§ **TASK TO COMPLETE**
Put every line below into a Markdown table with the columns Row and Line, giving each line a row number. Leave out blank lines and pictures.

§ **GIVEN INFORMATION**

[Start]

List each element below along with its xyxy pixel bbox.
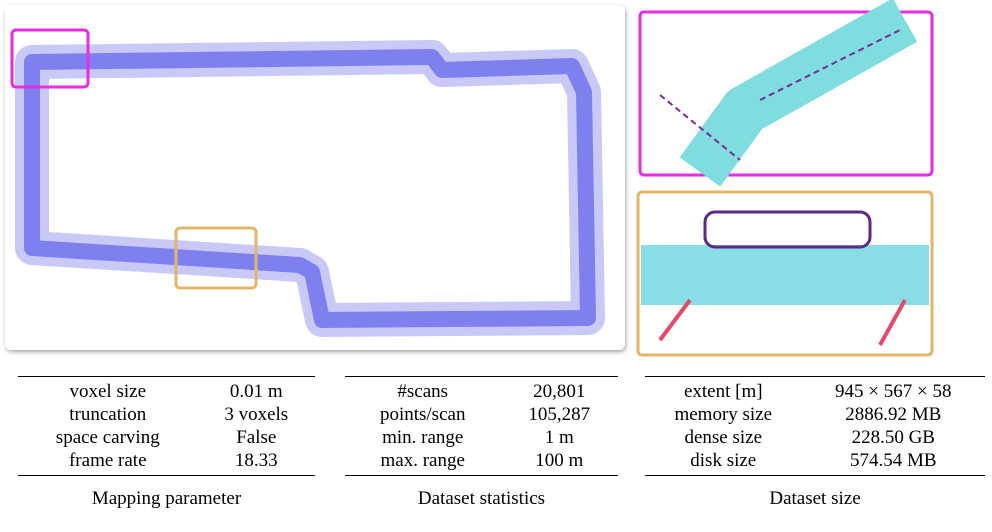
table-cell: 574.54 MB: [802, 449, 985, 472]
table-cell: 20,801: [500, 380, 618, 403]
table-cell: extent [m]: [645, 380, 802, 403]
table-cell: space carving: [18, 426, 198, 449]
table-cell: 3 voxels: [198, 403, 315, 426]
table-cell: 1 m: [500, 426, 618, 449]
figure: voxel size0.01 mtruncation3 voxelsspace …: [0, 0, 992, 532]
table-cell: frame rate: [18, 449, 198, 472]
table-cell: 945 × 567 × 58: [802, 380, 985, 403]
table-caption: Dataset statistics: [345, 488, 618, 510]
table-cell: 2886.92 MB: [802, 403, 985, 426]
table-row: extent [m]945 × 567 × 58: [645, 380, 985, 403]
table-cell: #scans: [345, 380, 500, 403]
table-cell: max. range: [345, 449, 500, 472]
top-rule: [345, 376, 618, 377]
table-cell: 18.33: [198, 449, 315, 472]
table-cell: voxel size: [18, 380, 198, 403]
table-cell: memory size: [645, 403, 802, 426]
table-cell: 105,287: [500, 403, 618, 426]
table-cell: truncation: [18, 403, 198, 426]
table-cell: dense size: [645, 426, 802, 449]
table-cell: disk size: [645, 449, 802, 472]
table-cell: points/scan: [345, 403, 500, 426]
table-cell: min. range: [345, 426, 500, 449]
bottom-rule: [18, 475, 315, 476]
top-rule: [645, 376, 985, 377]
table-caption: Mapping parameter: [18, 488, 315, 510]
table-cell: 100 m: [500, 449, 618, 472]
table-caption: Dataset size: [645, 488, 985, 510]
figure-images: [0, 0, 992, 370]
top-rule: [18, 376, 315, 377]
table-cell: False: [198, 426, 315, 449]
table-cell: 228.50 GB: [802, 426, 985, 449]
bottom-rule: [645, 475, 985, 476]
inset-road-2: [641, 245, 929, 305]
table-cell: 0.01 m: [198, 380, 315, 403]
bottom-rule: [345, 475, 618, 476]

[End]

§ **SOLVED EXERCISE**
| Row | Line |
|---|---|
| 1 | List each element below along with its xyxy pixel bbox. |
| 2 | table-cell: 574.54 MB: [802, 449, 985, 472] |
| 3 | table-cell: 20,801: [500, 380, 618, 403] |
| 4 | table-cell: extent [m]: [645, 380, 802, 403] |
| 5 | table-cell: space carving: [18, 426, 198, 449] |
| 6 | table-cell: 3 voxels: [198, 403, 315, 426] |
| 7 | table-cell: 1 m: [500, 426, 618, 449] |
| 8 | figure: voxel size0.01 mtruncation3 voxelsspace …: [0, 0, 992, 532] |
| 9 | table-cell: frame rate: [18, 449, 198, 472] |
| 10 | table-cell: 945 × 567 × 58: [802, 380, 985, 403] |
| 11 | table-caption: Dataset statistics: [345, 488, 618, 510] |
| 12 | table-cell: 2886.92 MB: [802, 403, 985, 426] |
| 13 | table-row: extent [m]945 × 567 × 58: [645, 380, 985, 403] |
| 14 | table-cell: #scans: [345, 380, 500, 403] |
| 15 | table-cell: max. range: [345, 449, 500, 472] |
| 16 | top-rule: [345, 376, 618, 377] |
| 17 | table-cell: 18.33: [198, 449, 315, 472] |
| 18 | table-cell: voxel size: [18, 380, 198, 403] |
| 19 | table-cell: memory size: [645, 403, 802, 426] |
| 20 | table-cell: 105,287: [500, 403, 618, 426] |
| 21 | table-cell: truncation: [18, 403, 198, 426] |
| 22 | table-cell: dense size: [645, 426, 802, 449] |
| 23 | table-cell: disk size: [645, 449, 802, 472] |
| 24 | table-cell: points/scan: [345, 403, 500, 426] |
| 25 | table-cell: min. range: [345, 426, 500, 449] |
| 26 | bottom-rule: [18, 475, 315, 476] |
| 27 | top-rule: [645, 376, 985, 377] |
| 28 | table-caption: Mapping parameter: [18, 488, 315, 510] |
| 29 | table-cell: 100 m: [500, 449, 618, 472] |
| 30 | table-caption: Dataset size: [645, 488, 985, 510] |
| 31 | figure-images: [0, 0, 992, 370] |
| 32 | top-rule: [18, 376, 315, 377] |
| 33 | table-cell: False: [198, 426, 315, 449] |
| 34 | table-cell: 228.50 GB: [802, 426, 985, 449] |
| 35 | bottom-rule: [645, 475, 985, 476] |
| 36 | inset-road-2: [641, 245, 929, 305] |
| 37 | table-cell: 0.01 m: [198, 380, 315, 403] |
| 38 | bottom-rule: [345, 475, 618, 476] |